> WHAT IS EXPECTED
Only the pictures are omitted; repeat all other data exactly.

═══ DATASET EXTRACT

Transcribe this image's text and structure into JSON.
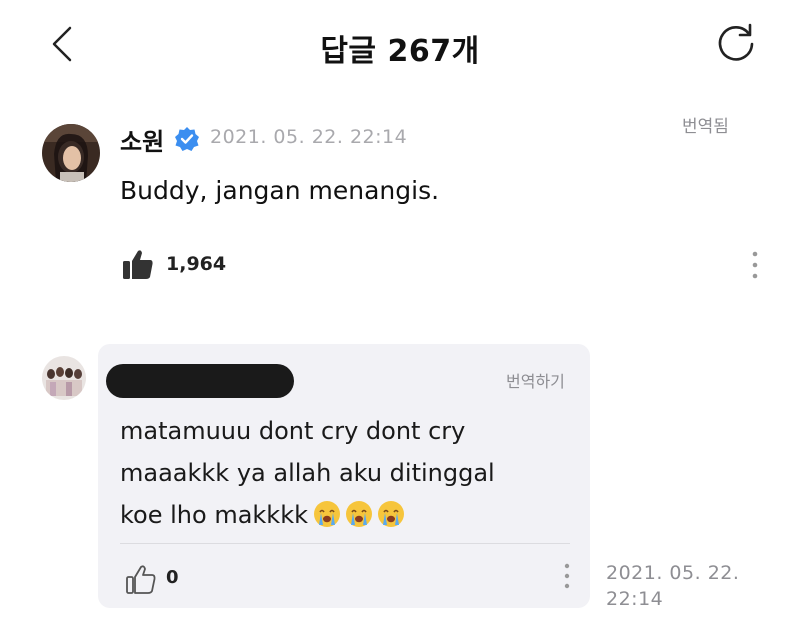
{
  "header": {
    "title": "답글 267개",
    "back_icon": "chevron-left-icon",
    "refresh_icon": "refresh-icon"
  },
  "comment": {
    "author": "소원",
    "verified_icon": "verified-badge-icon",
    "timestamp": "2021. 05. 22. 22:14",
    "translated_label": "번역됨",
    "text": "Buddy, jangan menangis.",
    "like_icon": "thumbs-up-icon",
    "like_count": "1,964",
    "more_icon": "more-vertical-icon"
  },
  "reply": {
    "author": "",
    "translate_label": "번역하기",
    "text_line1": "matamuuu dont cry dont cry",
    "text_line2": "maaakkk ya allah aku ditinggal",
    "text_line3": "koe lho makkkk",
    "emoji": "loudly-crying-face",
    "like_icon": "thumbs-up-outline-icon",
    "like_count": "0",
    "more_icon": "more-vertical-icon",
    "timestamp_line1": "2021. 05. 22.",
    "timestamp_line2": "22:14"
  },
  "colors": {
    "verified_blue": "#3b8ef0",
    "bubble_bg": "#f2f2f6",
    "muted_text": "#8e8e93"
  }
}
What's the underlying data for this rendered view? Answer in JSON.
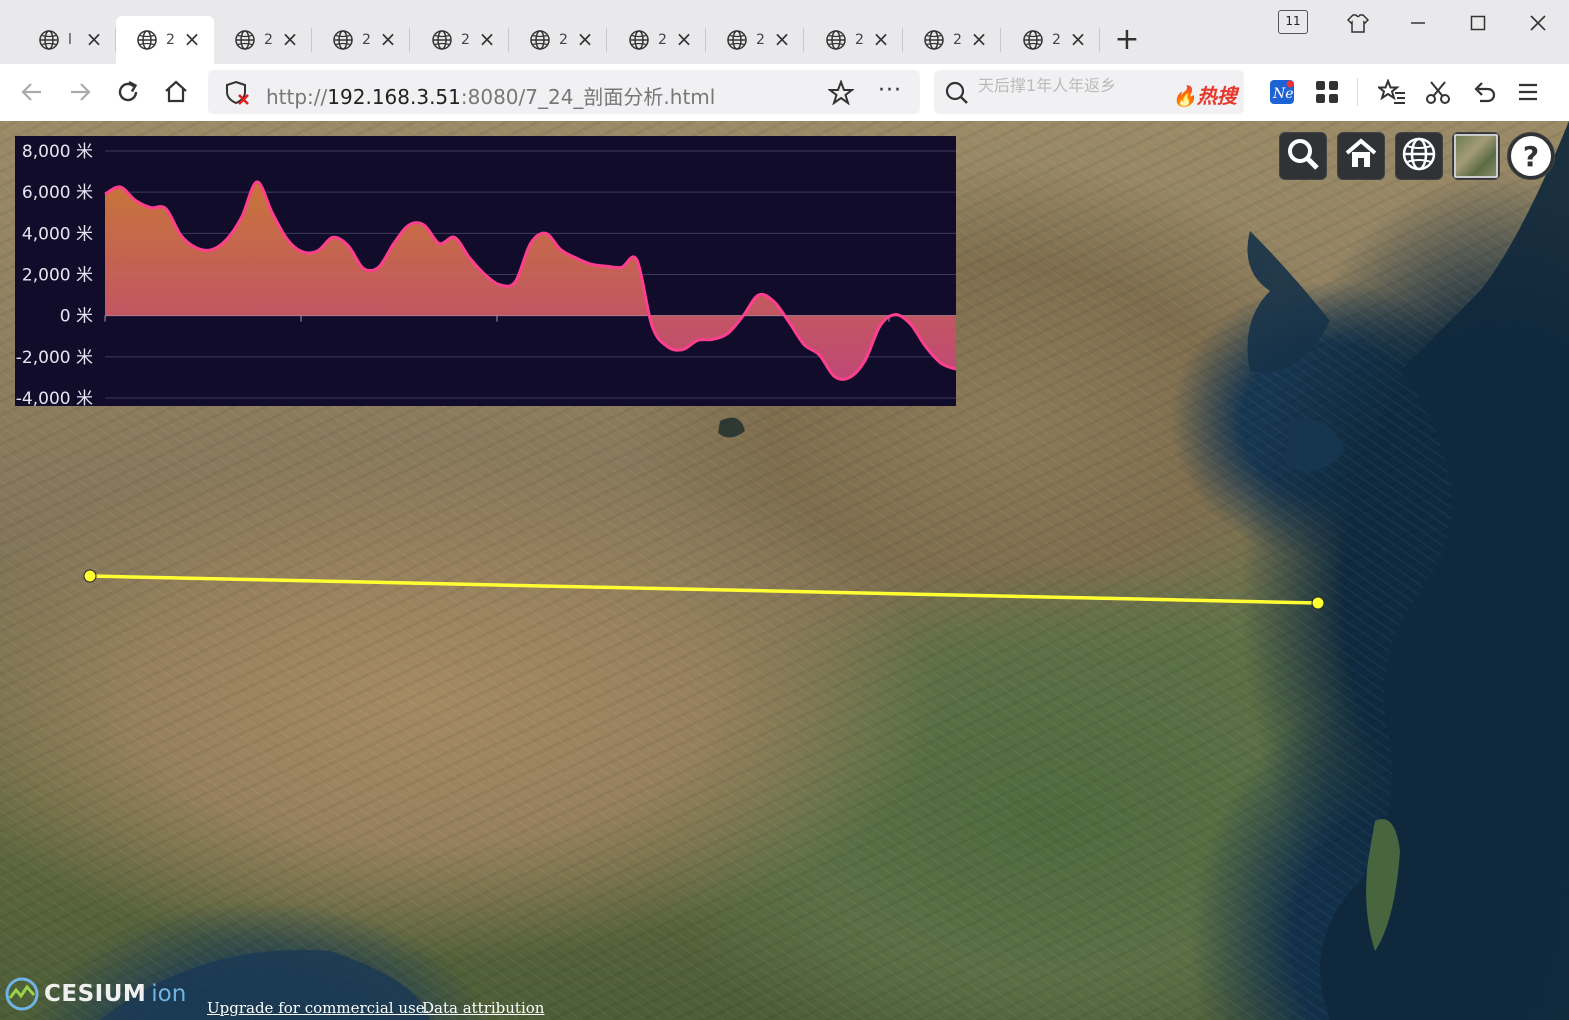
{
  "browser": {
    "tabs": [
      {
        "title": "l",
        "active": false
      },
      {
        "title": "2",
        "active": true
      },
      {
        "title": "2",
        "active": false
      },
      {
        "title": "2",
        "active": false
      },
      {
        "title": "2",
        "active": false
      },
      {
        "title": "2",
        "active": false
      },
      {
        "title": "2",
        "active": false
      },
      {
        "title": "2",
        "active": false
      },
      {
        "title": "2",
        "active": false
      },
      {
        "title": "2",
        "active": false
      },
      {
        "title": "2",
        "active": false
      }
    ],
    "new_tab_label": "+",
    "tab_count_badge": "11",
    "url_host": "192.168.3.51",
    "url_prefix": "http://",
    "url_path": ":8080/7_24_剖面分析.html",
    "search_placeholder": "天后撑1年人年返乡",
    "hot_search_label": "热搜"
  },
  "chart_data": {
    "type": "area",
    "title": "",
    "xlabel": "",
    "ylabel": "",
    "ylim": [
      -4000,
      8000
    ],
    "yticks": [
      8000,
      6000,
      4000,
      2000,
      0,
      -2000,
      -4000
    ],
    "ytick_labels": [
      "8,000 米",
      "6,000 米",
      "4,000 米",
      "2,000 米",
      "0 米",
      "-2,000 米",
      "-4,000 米"
    ],
    "grid": true,
    "series": [
      {
        "values": [
          5900,
          6250,
          5600,
          5250,
          5200,
          3900,
          3300,
          3200,
          3700,
          4800,
          6500,
          5000,
          3700,
          3100,
          3150,
          3800,
          3400,
          2300,
          2350,
          3500,
          4400,
          4400,
          3500,
          3800,
          2800,
          2000,
          1500,
          1650,
          3500,
          4000,
          3200,
          2800,
          2500,
          2400,
          2350,
          2700,
          -500,
          -1500,
          -1650,
          -1200,
          -1150,
          -850,
          0,
          1000,
          700,
          -300,
          -1400,
          -1900,
          -2950,
          -3000,
          -2200,
          -500,
          50,
          -400,
          -1500,
          -2300,
          -2600
        ]
      }
    ],
    "colors": {
      "top": "#d17a3a",
      "bottom": "#c94b7a",
      "line": "#ff3f8e"
    }
  },
  "map": {
    "profile_line_color": "#ffff33",
    "credits": {
      "logo_word": "CESIUM",
      "logo_suffix": "ion",
      "upgrade_link": "Upgrade for commercial use.",
      "attribution_link": "Data attribution"
    },
    "buttons": [
      "search-icon",
      "home-icon",
      "globe-icon",
      "imagery-layer-icon",
      "help-icon"
    ],
    "help_label": "?"
  }
}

══════

> COMPLETE RESPONSE
Transcribe this image's text and structure into JSON.
{
  "header": {
    "title": "답글 267개",
    "back_icon": "chevron-left-icon",
    "refresh_icon": "refresh-icon"
  },
  "comment": {
    "author": "소원",
    "verified_icon": "verified-badge-icon",
    "timestamp": "2021. 05. 22. 22:14",
    "translated_label": "번역됨",
    "text": "Buddy, jangan menangis.",
    "like_icon": "thumbs-up-icon",
    "like_count": "1,964",
    "more_icon": "more-vertical-icon"
  },
  "reply": {
    "author": "",
    "translate_label": "번역하기",
    "text_line1": "matamuuu dont cry dont cry",
    "text_line2": "maaakkk ya allah aku ditinggal",
    "text_line3": "koe lho makkkk",
    "emoji": "loudly-crying-face",
    "like_icon": "thumbs-up-outline-icon",
    "like_count": "0",
    "more_icon": "more-vertical-icon",
    "timestamp_line1": "2021. 05. 22.",
    "timestamp_line2": "22:14"
  },
  "colors": {
    "verified_blue": "#3b8ef0",
    "bubble_bg": "#f2f2f6",
    "muted_text": "#8e8e93"
  }
}
What's the underlying data for this rendered view? Answer in JSON.
{
  "browser": {
    "tabs": [
      {
        "title": "l",
        "active": false
      },
      {
        "title": "2",
        "active": true
      },
      {
        "title": "2",
        "active": false
      },
      {
        "title": "2",
        "active": false
      },
      {
        "title": "2",
        "active": false
      },
      {
        "title": "2",
        "active": false
      },
      {
        "title": "2",
        "active": false
      },
      {
        "title": "2",
        "active": false
      },
      {
        "title": "2",
        "active": false
      },
      {
        "title": "2",
        "active": false
      },
      {
        "title": "2",
        "active": false
      }
    ],
    "new_tab_label": "+",
    "tab_count_badge": "11",
    "url_host": "192.168.3.51",
    "url_prefix": "http://",
    "url_path": ":8080/7_24_剖面分析.html",
    "search_placeholder": "天后撑1年人年返乡",
    "hot_search_label": "热搜"
  },
  "chart_data": {
    "type": "area",
    "title": "",
    "xlabel": "",
    "ylabel": "",
    "ylim": [
      -4000,
      8000
    ],
    "yticks": [
      8000,
      6000,
      4000,
      2000,
      0,
      -2000,
      -4000
    ],
    "ytick_labels": [
      "8,000 米",
      "6,000 米",
      "4,000 米",
      "2,000 米",
      "0 米",
      "-2,000 米",
      "-4,000 米"
    ],
    "grid": true,
    "series": [
      {
        "values": [
          5900,
          6250,
          5600,
          5250,
          5200,
          3900,
          3300,
          3200,
          3700,
          4800,
          6500,
          5000,
          3700,
          3100,
          3150,
          3800,
          3400,
          2300,
          2350,
          3500,
          4400,
          4400,
          3500,
          3800,
          2800,
          2000,
          1500,
          1650,
          3500,
          4000,
          3200,
          2800,
          2500,
          2400,
          2350,
          2700,
          -500,
          -1500,
          -1650,
          -1200,
          -1150,
          -850,
          0,
          1000,
          700,
          -300,
          -1400,
          -1900,
          -2950,
          -3000,
          -2200,
          -500,
          50,
          -400,
          -1500,
          -2300,
          -2600
        ]
      }
    ],
    "colors": {
      "top": "#d17a3a",
      "bottom": "#c94b7a",
      "line": "#ff3f8e"
    }
  },
  "map": {
    "profile_line_color": "#ffff33",
    "credits": {
      "logo_word": "CESIUM",
      "logo_suffix": "ion",
      "upgrade_link": "Upgrade for commercial use.",
      "attribution_link": "Data attribution"
    },
    "buttons": [
      "search-icon",
      "home-icon",
      "globe-icon",
      "imagery-layer-icon",
      "help-icon"
    ],
    "help_label": "?"
  }
}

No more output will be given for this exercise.